*** EXCERPT PROVIDED Section Begins ***
Stop trying. Seriously. Stop. It’s freeing. Once you let go of the constant anxiety, the constant force of society weighing down on you, it really is freeing.
This pandemic has given me one amazing thing (and I know I’m speaking from an incredibly privileged perspective)—time. It has given me the time to step back and reflect on many aspects of my life. Among them, it has given me the time to really think about what it means to be successful. And though I’m not a big fan of moral, ethical, or any other type of relativism (I’d much rather there be one overarching Truth that we all can attain) I know now that we each have to define success for ourselves.
For me, in this moment, success means doing exactly what I’m doing—gazing at my beautiful children as one reads in the window seat, the other works on an arty math project. My progeny, the actual fruits of my labor, being alive and partaking in what it means to be human, using the tools at their disposal to attempt to figure out the world and their place in it.
*** EXCERPT PROVIDED Section Ends ***
*** RECORDS SUPPLIED Section Begins ***
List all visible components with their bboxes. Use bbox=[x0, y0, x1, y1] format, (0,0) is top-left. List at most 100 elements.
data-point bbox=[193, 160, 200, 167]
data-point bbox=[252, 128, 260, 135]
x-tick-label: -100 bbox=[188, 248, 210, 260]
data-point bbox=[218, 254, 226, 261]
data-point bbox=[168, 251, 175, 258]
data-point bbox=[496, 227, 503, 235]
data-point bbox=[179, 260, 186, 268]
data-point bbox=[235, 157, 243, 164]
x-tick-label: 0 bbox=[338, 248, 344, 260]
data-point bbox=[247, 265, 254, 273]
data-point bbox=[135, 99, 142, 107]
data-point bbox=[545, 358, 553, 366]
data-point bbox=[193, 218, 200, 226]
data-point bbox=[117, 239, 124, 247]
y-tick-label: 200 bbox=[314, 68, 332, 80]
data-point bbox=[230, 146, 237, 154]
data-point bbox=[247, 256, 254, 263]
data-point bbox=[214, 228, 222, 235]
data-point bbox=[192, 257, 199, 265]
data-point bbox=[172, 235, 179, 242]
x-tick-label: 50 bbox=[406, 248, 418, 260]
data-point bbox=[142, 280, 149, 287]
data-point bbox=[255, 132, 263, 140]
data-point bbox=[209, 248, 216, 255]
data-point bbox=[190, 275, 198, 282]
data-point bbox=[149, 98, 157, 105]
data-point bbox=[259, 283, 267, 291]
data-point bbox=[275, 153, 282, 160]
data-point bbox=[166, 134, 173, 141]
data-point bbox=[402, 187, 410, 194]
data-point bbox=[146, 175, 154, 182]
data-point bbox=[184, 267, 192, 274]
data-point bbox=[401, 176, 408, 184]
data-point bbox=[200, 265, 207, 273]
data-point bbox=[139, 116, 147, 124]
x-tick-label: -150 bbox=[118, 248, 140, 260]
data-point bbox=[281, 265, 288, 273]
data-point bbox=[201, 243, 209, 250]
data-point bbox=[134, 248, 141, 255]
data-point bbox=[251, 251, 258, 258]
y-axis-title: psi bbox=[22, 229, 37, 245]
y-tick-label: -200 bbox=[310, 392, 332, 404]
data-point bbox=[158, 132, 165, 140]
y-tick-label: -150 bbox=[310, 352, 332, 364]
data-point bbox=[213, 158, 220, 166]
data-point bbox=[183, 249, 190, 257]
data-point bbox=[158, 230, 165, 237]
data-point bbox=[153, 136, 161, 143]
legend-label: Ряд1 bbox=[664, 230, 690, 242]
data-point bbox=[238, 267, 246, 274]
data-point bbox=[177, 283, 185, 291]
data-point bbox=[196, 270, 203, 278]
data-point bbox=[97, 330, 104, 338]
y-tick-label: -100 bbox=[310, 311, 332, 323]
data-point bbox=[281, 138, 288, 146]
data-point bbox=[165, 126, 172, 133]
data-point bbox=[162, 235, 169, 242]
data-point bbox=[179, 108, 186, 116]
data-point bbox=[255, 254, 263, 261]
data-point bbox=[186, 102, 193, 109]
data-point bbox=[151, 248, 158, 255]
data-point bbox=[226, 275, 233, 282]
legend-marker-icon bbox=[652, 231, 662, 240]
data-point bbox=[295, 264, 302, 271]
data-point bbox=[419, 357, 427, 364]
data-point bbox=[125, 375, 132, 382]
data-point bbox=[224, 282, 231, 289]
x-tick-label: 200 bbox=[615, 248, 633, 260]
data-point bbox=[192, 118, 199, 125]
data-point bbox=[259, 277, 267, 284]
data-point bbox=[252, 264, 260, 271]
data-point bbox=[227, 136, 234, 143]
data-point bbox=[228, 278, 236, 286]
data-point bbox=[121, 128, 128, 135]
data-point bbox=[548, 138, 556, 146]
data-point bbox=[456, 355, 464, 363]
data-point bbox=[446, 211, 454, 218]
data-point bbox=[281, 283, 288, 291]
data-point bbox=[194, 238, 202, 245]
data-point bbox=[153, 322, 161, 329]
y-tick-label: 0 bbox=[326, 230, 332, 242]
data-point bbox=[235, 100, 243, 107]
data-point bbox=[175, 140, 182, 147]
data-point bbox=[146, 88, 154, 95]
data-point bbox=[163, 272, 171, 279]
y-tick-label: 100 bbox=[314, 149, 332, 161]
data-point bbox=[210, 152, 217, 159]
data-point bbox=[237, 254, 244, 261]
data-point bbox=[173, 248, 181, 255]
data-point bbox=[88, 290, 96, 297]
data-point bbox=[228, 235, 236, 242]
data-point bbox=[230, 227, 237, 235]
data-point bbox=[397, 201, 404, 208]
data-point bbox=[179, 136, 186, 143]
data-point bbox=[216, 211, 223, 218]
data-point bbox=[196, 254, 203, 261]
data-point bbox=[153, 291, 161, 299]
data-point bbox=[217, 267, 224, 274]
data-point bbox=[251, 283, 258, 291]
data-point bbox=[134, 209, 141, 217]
*** RECORDS SUPPLIED Section Ends ***
## [TASK DESCRIPTION]
Could you quote the stretch of the essay on defining success from "Stop trying. Seriously." through "really is freeing."?

## [TASK RESPONSE]
Stop trying. Seriously. Stop. It’s freeing. Once you let go of the constant anxiety, the constant force of society weighing down on you, it really is freeing.